--- Textauszug ---
━━━━━━

Titel der Führung: "Tatort Mügelsberg"

Vorweg: ich schau keine Krimis, niemals, den letzten Tatort hab ich vielleicht - mh - Ende der 70er Jahre geschaut...aber die "Wohnung" von diesem Kommissar Stellbrink vom geschmähten (weil offenbar überwiegend auch miserablen) Saarbrücker "Tatort" mit ihrem geilen 360-Grad-Rundumblick über die Stadt, die wollte ich dann doch unbedingt auch mal sehen!

So sah das im Film aus (abfotografiert aus der Mappe des Lehrers, der die Führung machte):



Die schwarzen Schläuche, die da von der Decke hängen, waren wohl Bettvorhänge, vermute ich mal...


Seine Küche:




Saarbrücken ist ja umgeben von Hügeln, die aber fast alle "Berg" genannt werden 😉😉😉, als da wären Winterberg, Sonnenberg, Kaninchenberg, Reppersberg, Eschberg, Halberg, sowie die nicht-berg-genannte Bellevue, die Spicherer Höhen etc., alle so 2-300 Meter hoch - es gibt noch mehr, aber sie fallen mir nicht ein (in den 60er Jahren, als bei uns zuhause noch viel Radio gehört wurde, gab es mal einen Beitrag über Saarbrücken im Vergleich zu Rom, Rom auf 7 Hügeln gebaut, aber Saarbrücken, haha, steht ja auf sehr viel mehr Hügeln, jawoll!)

Und dann ist da auch der kleine Mügelsberg, auf dem sich fast spinnenartig eine riesige Schule aus den 50er Jahren ausbreitet (eigentlich sind es 2 Schulen, die wiederum viele Unterabteilungen haben), auch ich habe mich als Mutter wie so viele andere hier schon einmal schwer verlaufen auf der Suche nach dem zuständigen Sekretariat, von links nach rechts erstreckt sich die Schule über eine Strecke von 200 Metern! Damals dachte ich spontan an Kafka - es gab noch keine wirklichen Hinweisschilder...



Ganz ehrlich? Bisher kam das Ding mir immer eher hässlich vor, wie fast alle 50er-Jahre-Bauten, ich wusste auch nicht, dass es unter Denkmalschutz steht - seltsames Gefühl, dass ein Gebäude, das dazu noch geringfügig jünger ist als ich selbst, schon unter Denkmalschutz steht - schade, dass man mich selber nicht auch...naja, egal 😎

Ich hatte offen gestanden von der Führung nicht viel erwartet, was sollte es da schon zu sehen geben in diesem "modernen" Klotz, scharf war ich nur auf die Aussicht aus der Tatort-Kommissar-Wohnung...  - zumal absolutes Prachtwetter war.

Ich wurde aber überrascht - hinter diesem Gebäude steckt mehr, als man vermutet!

━━━━━━

--- Aufgaben ---
[1] Ändere die Stelle im Textauszug von „Ich hatte offen“ bis „als man vermutet!“, indem du „Prachtwetter“ durch „Sonnenwetter“ ersetzt, und gib sie vollständig wieder.
[2] Über welche Strecke erstreckt sich die Schule auf dem Mügelsberg laut Textauszug von links nach rechts?

--- Vorliegende Zeilen ---
━━━━━━

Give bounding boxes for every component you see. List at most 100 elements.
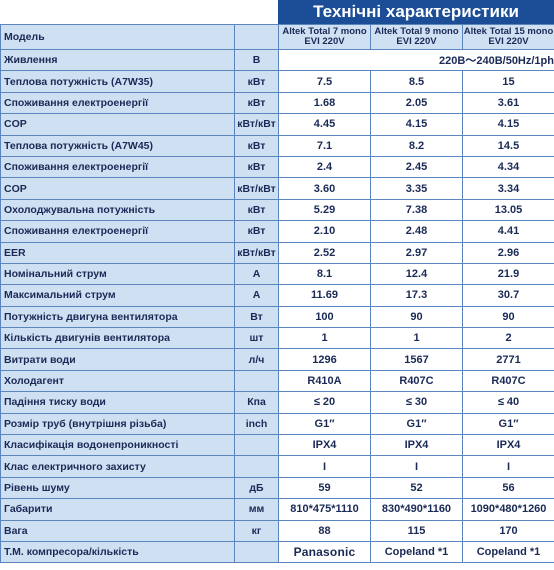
model-name-1: Altek Total 7 mono EVI 220V — [278, 24, 371, 50]
row-unit: шт — [234, 327, 279, 350]
row-value-1: 3.60 — [278, 177, 371, 200]
row-label: Габарити — [0, 498, 235, 521]
row-label: Класифікація водонепроникності — [0, 434, 235, 457]
row-value-1: 2.10 — [278, 220, 371, 243]
row-label: Споживання електроенергії — [0, 220, 235, 243]
row-value-1: 100 — [278, 305, 371, 329]
row-value-3: 56 — [462, 476, 554, 500]
row-value-1: I — [278, 455, 371, 478]
row-value-1: 7.5 — [278, 70, 371, 93]
table-row: Рівень шуму дБ 59 52 56 — [0, 476, 554, 500]
table-row: Витрати води л/ч 1296 1567 2771 — [0, 348, 554, 371]
table-row: Максимальний струм A 11.69 17.3 30.7 — [0, 284, 554, 307]
model-name-3: Altek Total 15 mono EVI 220V — [462, 24, 554, 50]
row-value-2: 1 — [370, 327, 463, 350]
row-label: Охолоджувальна потужність — [0, 198, 235, 222]
model-header-label: Модель — [0, 24, 235, 50]
row-value-3: R407C — [462, 369, 554, 393]
row-label: Т.М. компресора/кількість — [0, 540, 235, 564]
row-label: Теплова потужність (A7W45) — [0, 134, 235, 157]
row-value-2: 2.97 — [370, 241, 463, 264]
row-value-2: 115 — [370, 519, 463, 542]
row-label: Падіння тиску води — [0, 391, 235, 414]
row-value-3: 3.34 — [462, 177, 554, 200]
row-unit — [234, 455, 279, 478]
table-row: Вага кг 88 115 170 — [0, 519, 554, 542]
row-unit: кВт — [234, 91, 279, 115]
row-value-3: G1″ — [462, 412, 554, 436]
row-value-3: 2 — [462, 327, 554, 350]
row-value-2: IPX4 — [370, 434, 463, 457]
row-value-1: R410A — [278, 369, 371, 393]
row-value-2: 8.5 — [370, 70, 463, 93]
row-unit: кВт/кВт — [234, 113, 279, 136]
row-value-1: 59 — [278, 476, 371, 500]
row-unit: л/ч — [234, 348, 279, 371]
row-value-1: 11.69 — [278, 284, 371, 307]
row-value-2: 2.05 — [370, 91, 463, 115]
model-name-2: Altek Total 9 mono EVI 220V — [370, 24, 463, 50]
row-label: Вага — [0, 519, 235, 542]
row-value-1: 2.4 — [278, 155, 371, 179]
row-value-3: 14.5 — [462, 134, 554, 157]
row-value-3: 4.34 — [462, 155, 554, 179]
row-unit: дБ — [234, 476, 279, 500]
table-row: Номінальний струм A 8.1 12.4 21.9 — [0, 262, 554, 286]
row-unit: кВт — [234, 198, 279, 222]
table-row: Кількість двигунів вентилятора шт 1 1 2 — [0, 327, 554, 350]
table-row: COP кВт/кВт 3.60 3.35 3.34 — [0, 177, 554, 200]
row-value-3: IPX4 — [462, 434, 554, 457]
table-row: Потужність двигуна вентилятора Вт 100 90 90 — [0, 305, 554, 329]
row-value-3: 13.05 — [462, 198, 554, 222]
row-value-2: 52 — [370, 476, 463, 500]
row-label: COP — [0, 113, 235, 136]
row-value-1: 2.52 — [278, 241, 371, 264]
row-label: Кількість двигунів вентилятора — [0, 327, 235, 350]
row-unit: кВт — [234, 134, 279, 157]
row-label: Розмір труб (внутрішня різьба) — [0, 412, 235, 436]
row-value-2: 7.38 — [370, 198, 463, 222]
row-value-1: 1296 — [278, 348, 371, 371]
table-row: Холодагент R410A R407C R407C — [0, 369, 554, 393]
row-value-3: 2771 — [462, 348, 554, 371]
row-value-2: 90 — [370, 305, 463, 329]
row-value-1: 7.1 — [278, 134, 371, 157]
row-unit: Вт — [234, 305, 279, 329]
table-row: Габарити мм 810*475*1110 830*490*1160 1090*4… — [0, 498, 554, 521]
row-label: COP — [0, 177, 235, 200]
supply-value: 220В～240В/50Hz/1ph — [278, 48, 554, 72]
row-value-3: 90 — [462, 305, 554, 329]
row-value-1: 810*475*1110 — [278, 498, 371, 521]
row-value-3: I — [462, 455, 554, 478]
table-row: Т.М. компресора/кількість Panasonic Copela… — [0, 540, 554, 564]
row-value-3: 3.61 — [462, 91, 554, 115]
row-value-3: Copeland *1 — [462, 540, 554, 564]
row-value-2: 3.35 — [370, 177, 463, 200]
row-value-2: 830*490*1160 — [370, 498, 463, 521]
unit-header-cell — [234, 24, 279, 50]
row-value-2: 1567 — [370, 348, 463, 371]
row-value-3: ≤ 40 — [462, 391, 554, 414]
row-label: Споживання електроенергії — [0, 155, 235, 179]
row-label: Номінальний струм — [0, 262, 235, 286]
table-row: Теплова потужність (A7W45) кВт 7.1 8.2 14.5 — [0, 134, 554, 157]
row-label: Витрати води — [0, 348, 235, 371]
row-value-1: G1″ — [278, 412, 371, 436]
row-unit: A — [234, 284, 279, 307]
header-row: Модель Altek Total 7 mono EVI 220V Altek… — [0, 24, 554, 50]
row-unit — [234, 434, 279, 457]
row-label: Клас електричного захисту — [0, 455, 235, 478]
row-value-3: 4.15 — [462, 113, 554, 136]
row-label: Споживання електроенергії — [0, 91, 235, 115]
row-unit: Кпа — [234, 391, 279, 414]
row-value-3: 4.41 — [462, 220, 554, 243]
row-unit: A — [234, 262, 279, 286]
supply-unit: В — [234, 48, 279, 72]
row-value-2: 17.3 — [370, 284, 463, 307]
table-row: Споживання електроенергії кВт 1.68 2.05 3.61 — [0, 91, 554, 115]
row-unit: кВт — [234, 155, 279, 179]
row-value-3: 21.9 — [462, 262, 554, 286]
row-label: Холодагент — [0, 369, 235, 393]
row-value-2: 4.15 — [370, 113, 463, 136]
row-label: EER — [0, 241, 235, 264]
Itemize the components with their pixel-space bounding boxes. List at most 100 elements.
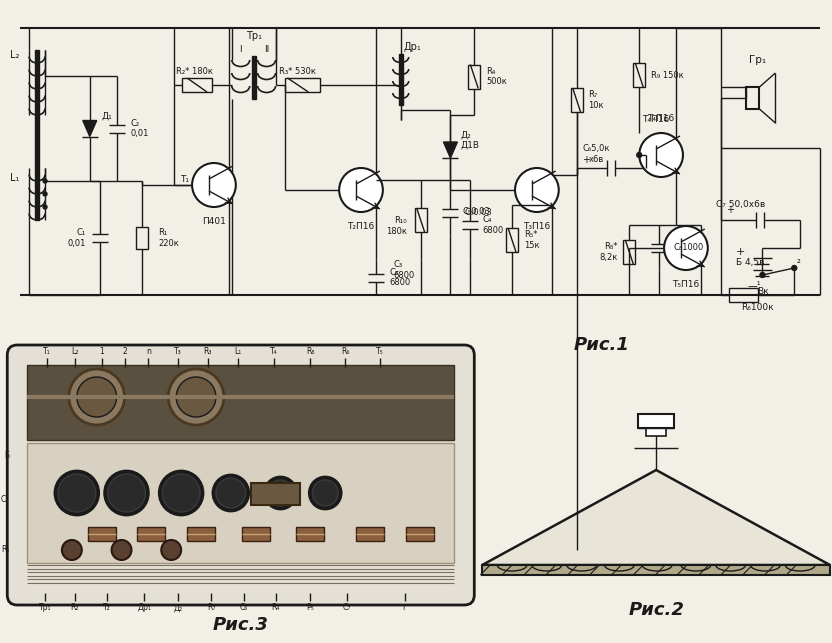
Text: R₇
10к: R₇ 10к xyxy=(588,90,604,110)
Bar xyxy=(187,527,215,541)
Text: R₄: R₄ xyxy=(271,604,280,613)
Polygon shape xyxy=(443,142,458,158)
Text: Б 4,5в: Б 4,5в xyxy=(735,258,764,267)
Text: C₁: C₁ xyxy=(1,496,9,505)
Bar xyxy=(27,365,454,440)
Text: Т₅П16: Т₅П16 xyxy=(672,280,700,289)
Circle shape xyxy=(312,480,338,506)
Text: L₁: L₁ xyxy=(234,347,241,356)
Bar xyxy=(137,527,166,541)
Text: C₁
0,01: C₁ 0,01 xyxy=(67,228,86,248)
Bar xyxy=(242,527,270,541)
Text: C₅0.03: C₅0.03 xyxy=(464,208,492,217)
Circle shape xyxy=(58,474,96,512)
Text: Рис.2: Рис.2 xyxy=(628,601,684,619)
Text: C₇ 50,0х6в: C₇ 50,0х6в xyxy=(716,199,765,208)
Text: R₂* 180к: R₂* 180к xyxy=(176,66,212,75)
Bar xyxy=(468,64,480,89)
Circle shape xyxy=(664,226,708,270)
Text: I: I xyxy=(240,44,242,53)
Text: Б: Б xyxy=(4,451,9,460)
Text: R₈*
8,2к: R₈* 8,2к xyxy=(599,242,617,262)
Text: R₃* 530к: R₃* 530к xyxy=(279,66,316,75)
Text: Вк: Вк xyxy=(756,287,768,296)
Circle shape xyxy=(43,179,47,183)
Text: C₇: C₇ xyxy=(343,604,351,613)
Text: 1: 1 xyxy=(99,347,104,356)
Circle shape xyxy=(159,471,203,515)
Text: R₃: R₃ xyxy=(204,347,212,356)
Circle shape xyxy=(265,477,296,509)
Circle shape xyxy=(111,540,131,560)
Circle shape xyxy=(639,133,683,177)
Text: II: II xyxy=(264,44,270,53)
Circle shape xyxy=(515,168,559,212)
Bar xyxy=(250,483,300,505)
Circle shape xyxy=(161,540,181,560)
Circle shape xyxy=(176,377,216,417)
Circle shape xyxy=(339,168,383,212)
Text: C₅0.03: C₅0.03 xyxy=(463,208,490,217)
Text: R₄
500к: R₄ 500к xyxy=(486,67,507,86)
Text: T₃: T₃ xyxy=(174,347,182,356)
Text: C₆: C₆ xyxy=(240,604,248,613)
Text: +: + xyxy=(735,247,745,257)
Text: T₄: T₄ xyxy=(270,347,277,356)
Circle shape xyxy=(216,478,245,508)
Text: R₁: R₁ xyxy=(1,545,9,554)
Text: Др₁: Др₁ xyxy=(137,604,151,613)
Bar xyxy=(646,428,666,436)
Bar xyxy=(35,50,39,220)
Text: Тр₁: Тр₁ xyxy=(39,604,52,613)
Text: Т₃П16: Т₃П16 xyxy=(523,222,551,231)
Text: 2: 2 xyxy=(122,347,127,356)
Bar xyxy=(406,527,433,541)
Bar xyxy=(414,208,427,232)
Text: +: + xyxy=(582,155,590,165)
Text: R₅*
15к: R₅* 15к xyxy=(524,230,540,249)
Text: L₁: L₁ xyxy=(10,173,19,183)
Bar xyxy=(87,527,116,541)
Text: Д₁: Д₁ xyxy=(102,112,112,121)
Circle shape xyxy=(105,471,148,515)
Bar xyxy=(623,240,636,264)
Text: Т₂П16: Т₂П16 xyxy=(348,222,374,231)
Text: C₈1000: C₈1000 xyxy=(673,243,703,252)
Text: ²: ² xyxy=(796,259,800,269)
Text: T₅: T₅ xyxy=(376,347,384,356)
Text: R₆100к: R₆100к xyxy=(741,302,774,311)
Bar xyxy=(729,288,759,302)
Text: Рис.3: Рис.3 xyxy=(213,616,269,634)
Text: Гр₁: Гр₁ xyxy=(749,55,766,65)
Circle shape xyxy=(77,377,116,417)
Circle shape xyxy=(213,475,249,511)
Circle shape xyxy=(636,152,641,158)
Text: R₁₀
180к: R₁₀ 180к xyxy=(386,216,407,236)
Bar xyxy=(252,56,255,99)
Text: Т₄П16: Т₄П16 xyxy=(647,114,675,123)
Text: R₇: R₇ xyxy=(207,604,215,613)
Circle shape xyxy=(192,163,235,207)
Text: T₁: T₁ xyxy=(43,347,51,356)
Text: C₂
0,01: C₂ 0,01 xyxy=(131,119,149,138)
Text: R₆: R₆ xyxy=(341,347,349,356)
Circle shape xyxy=(107,474,146,512)
Text: L₂: L₂ xyxy=(10,50,19,60)
Text: R₉ 150к: R₉ 150к xyxy=(651,71,684,80)
Text: C₃
6800: C₃ 6800 xyxy=(390,267,411,287)
Text: C₆5,0к
х6в: C₆5,0к х6в xyxy=(582,144,610,164)
Circle shape xyxy=(310,477,341,509)
Text: R₁
220к: R₁ 220к xyxy=(158,228,179,248)
Text: +: + xyxy=(726,205,734,215)
Text: Др₁: Др₁ xyxy=(404,42,422,52)
Text: Т₁: Т₁ xyxy=(180,176,189,185)
Bar xyxy=(638,414,674,428)
Polygon shape xyxy=(483,470,830,565)
Circle shape xyxy=(168,369,224,425)
Text: Рис.1: Рис.1 xyxy=(573,336,630,354)
Bar xyxy=(27,443,454,563)
Bar xyxy=(136,227,148,249)
Bar xyxy=(571,88,582,112)
Text: C₃
6800: C₃ 6800 xyxy=(394,260,415,280)
Circle shape xyxy=(792,266,797,271)
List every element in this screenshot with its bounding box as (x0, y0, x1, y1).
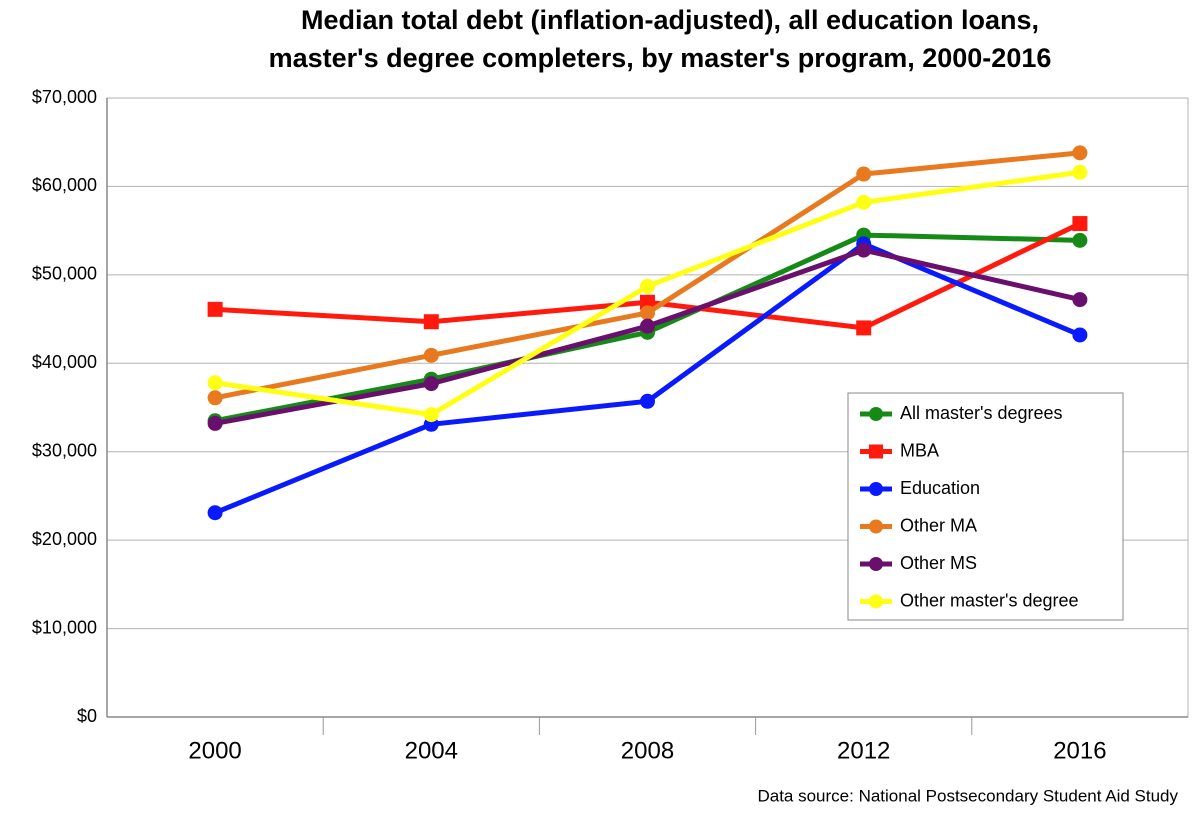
y-tick-label: $60,000 (32, 175, 97, 195)
x-tick-label: 2012 (837, 737, 890, 764)
x-tick-label: 2004 (405, 737, 458, 764)
marker (1072, 327, 1088, 343)
legend-label: Other master's degree (900, 590, 1079, 610)
legend-label: All master's degrees (900, 403, 1063, 423)
y-tick-label: $30,000 (32, 440, 97, 460)
source-note: Data source: National Postsecondary Stud… (757, 786, 1178, 805)
legend-marker (869, 444, 883, 459)
marker (1072, 292, 1088, 308)
x-tick-label: 2016 (1053, 737, 1106, 764)
y-tick-label: $40,000 (32, 352, 97, 372)
marker (423, 347, 439, 363)
marker (640, 393, 655, 409)
marker (856, 194, 872, 210)
legend-marker (869, 482, 883, 496)
marker (640, 278, 655, 294)
x-tick-label: 2008 (621, 737, 674, 764)
marker (1072, 164, 1088, 180)
legend-label: MBA (900, 440, 939, 460)
y-tick-label: $70,000 (32, 87, 97, 107)
legend: All master's degrees MBA Education Other MA… (847, 392, 1124, 621)
marker (207, 415, 223, 431)
marker (640, 318, 655, 334)
marker (856, 166, 872, 182)
legend-marker (869, 594, 883, 609)
y-tick-label: $50,000 (32, 264, 97, 284)
y-tick-label: $20,000 (32, 529, 97, 549)
marker (640, 305, 655, 321)
chart-title: Median total debt (inflation-adjusted), … (301, 5, 1039, 35)
marker (207, 301, 223, 317)
marker (207, 390, 223, 406)
marker (856, 320, 872, 336)
y-tick-label: $10,000 (32, 617, 97, 637)
marker (423, 314, 439, 330)
marker (207, 505, 223, 521)
marker (1072, 232, 1088, 248)
legend-label: Education (900, 478, 980, 498)
legend-label: Other MA (900, 515, 977, 535)
legend-box (847, 392, 1124, 621)
marker (1072, 216, 1088, 232)
y-tick-label: $0 (77, 706, 97, 726)
chart-title: master's degree completers, by master's … (269, 43, 1052, 73)
marker (856, 242, 872, 258)
marker (423, 407, 439, 423)
marker (423, 376, 439, 392)
marker (1072, 145, 1088, 161)
legend-label: Other MS (900, 553, 977, 573)
legend-marker (869, 557, 883, 571)
x-tick-label: 2000 (188, 737, 241, 764)
legend-marker (869, 407, 883, 421)
marker (207, 375, 223, 391)
legend-marker (869, 519, 883, 534)
marker (640, 294, 655, 310)
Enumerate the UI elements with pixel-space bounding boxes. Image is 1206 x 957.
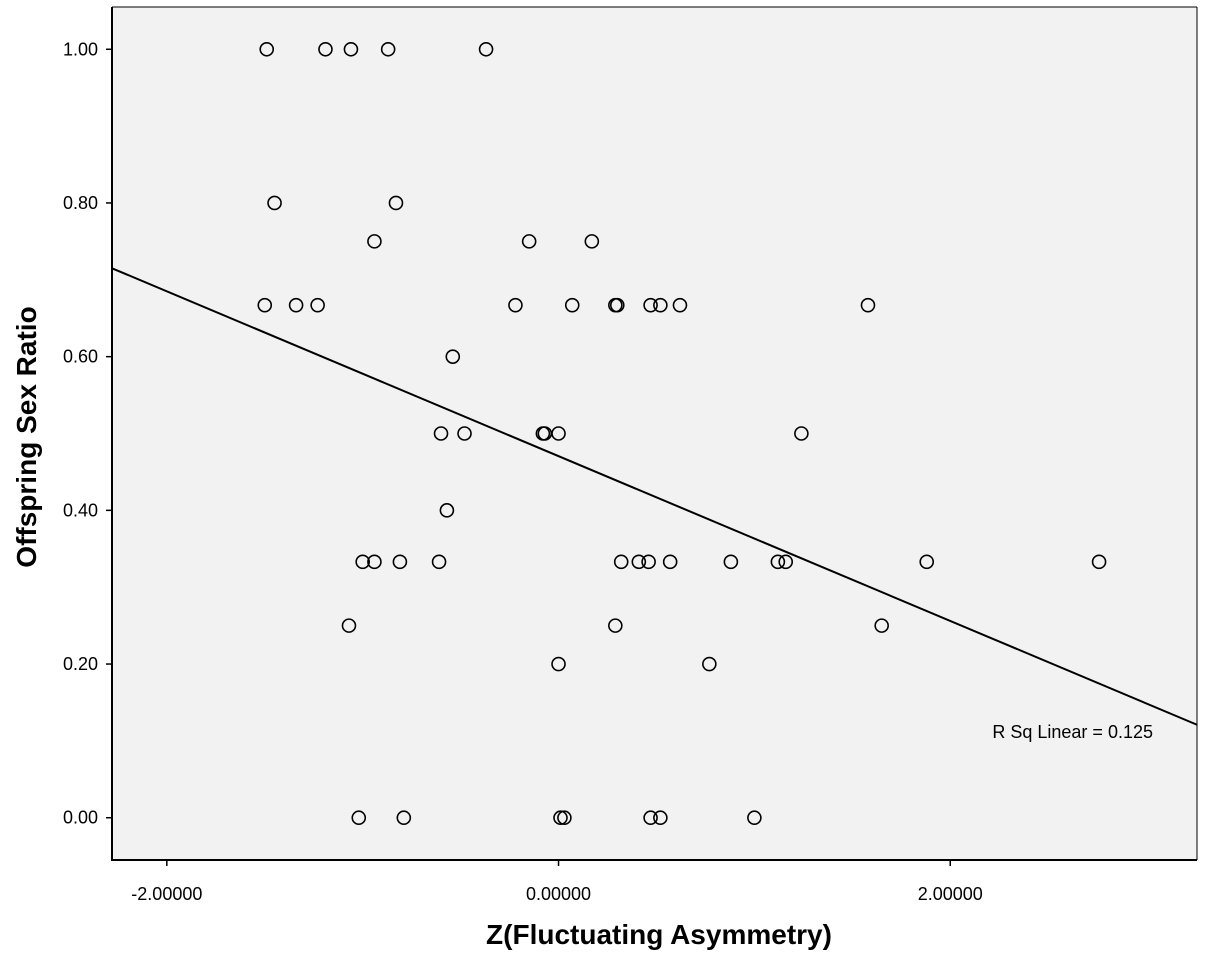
x-tick-label: 2.00000 — [918, 884, 983, 904]
data-point — [564, 297, 580, 313]
y-tick-label: 0.40 — [63, 500, 98, 520]
y-ticks: 0.00 0.20 0.40 0.60 0.80 1.00 — [63, 39, 112, 828]
data-point — [355, 554, 370, 570]
data-point — [367, 234, 382, 249]
plot-frame — [111, 6, 1198, 861]
y-tick-label: 0.60 — [63, 347, 98, 367]
data-point — [609, 297, 625, 313]
data-point — [318, 41, 333, 57]
data-point — [431, 554, 447, 570]
data-point — [919, 554, 935, 570]
data-point — [288, 297, 304, 313]
regression-line — [111, 267, 1198, 726]
data-point — [380, 41, 396, 57]
data-point — [457, 426, 472, 441]
data-point — [794, 426, 809, 441]
data-point — [770, 554, 786, 570]
data-point — [445, 349, 461, 364]
data-point — [388, 195, 404, 211]
data-point — [613, 554, 629, 570]
data-point — [343, 41, 359, 57]
data-point — [551, 656, 566, 672]
data-point — [257, 297, 273, 313]
data-point — [267, 195, 282, 211]
data-point — [747, 810, 762, 826]
data-point — [1091, 554, 1107, 570]
data-point — [653, 297, 668, 313]
data-point — [439, 503, 455, 518]
x-ticks: -2.00000 0.00000 2.00000 — [131, 860, 983, 904]
plot-area — [112, 7, 1197, 860]
data-point — [643, 297, 658, 313]
data-point — [643, 810, 658, 826]
data-point — [310, 297, 325, 313]
data-point — [508, 297, 523, 313]
data-point — [351, 810, 367, 826]
data-point — [584, 234, 600, 249]
y-tick-label: 1.00 — [63, 39, 98, 59]
data-point — [631, 554, 647, 570]
data-point — [557, 810, 572, 826]
r-squared-annotation: R Sq Linear = 0.125 — [992, 722, 1153, 742]
data-point — [433, 426, 449, 441]
data-point — [396, 810, 412, 826]
data-point — [478, 41, 494, 57]
data-point — [641, 554, 656, 570]
data-point — [874, 618, 889, 633]
points-layer — [257, 41, 1107, 826]
y-tick-label: 0.20 — [63, 654, 98, 674]
x-tick-label: 0.00000 — [526, 884, 591, 904]
data-point — [702, 656, 717, 672]
data-point — [608, 618, 623, 633]
data-point — [723, 554, 739, 570]
data-point — [392, 554, 408, 570]
y-tick-label: 0.00 — [63, 808, 98, 828]
data-point — [778, 554, 794, 570]
y-axis-title: Offspring Sex Ratio — [11, 306, 42, 567]
data-point — [259, 41, 275, 57]
data-point — [553, 810, 568, 826]
x-axis-title: Z(Fluctuating Asymmetry) — [486, 919, 832, 950]
data-point — [662, 554, 678, 570]
data-point — [860, 297, 876, 313]
x-tick-label: -2.00000 — [131, 884, 202, 904]
data-point — [367, 554, 382, 570]
data-point — [341, 618, 357, 633]
data-point — [653, 810, 668, 826]
fit-line-layer — [111, 267, 1198, 726]
data-point — [521, 234, 537, 249]
data-point — [551, 426, 566, 441]
y-tick-label: 0.80 — [63, 193, 98, 213]
data-point — [672, 297, 688, 313]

━━━━━━

--- Lösungen ---
[1]
Ich hatte offen gestanden von der Führung nicht viel erwartet, was sollte es da schon zu sehen geben in diesem "modernen" Klotz, scharf war ich nur auf die Aussicht aus der Tatort-Kommissar-Wohnung...  - zumal absolutes Sonnenwetter war.

Ich wurde aber überrascht - hinter diesem Gebäude steckt mehr, als man vermutet!

[2] Über eine Strecke von 200 Metern.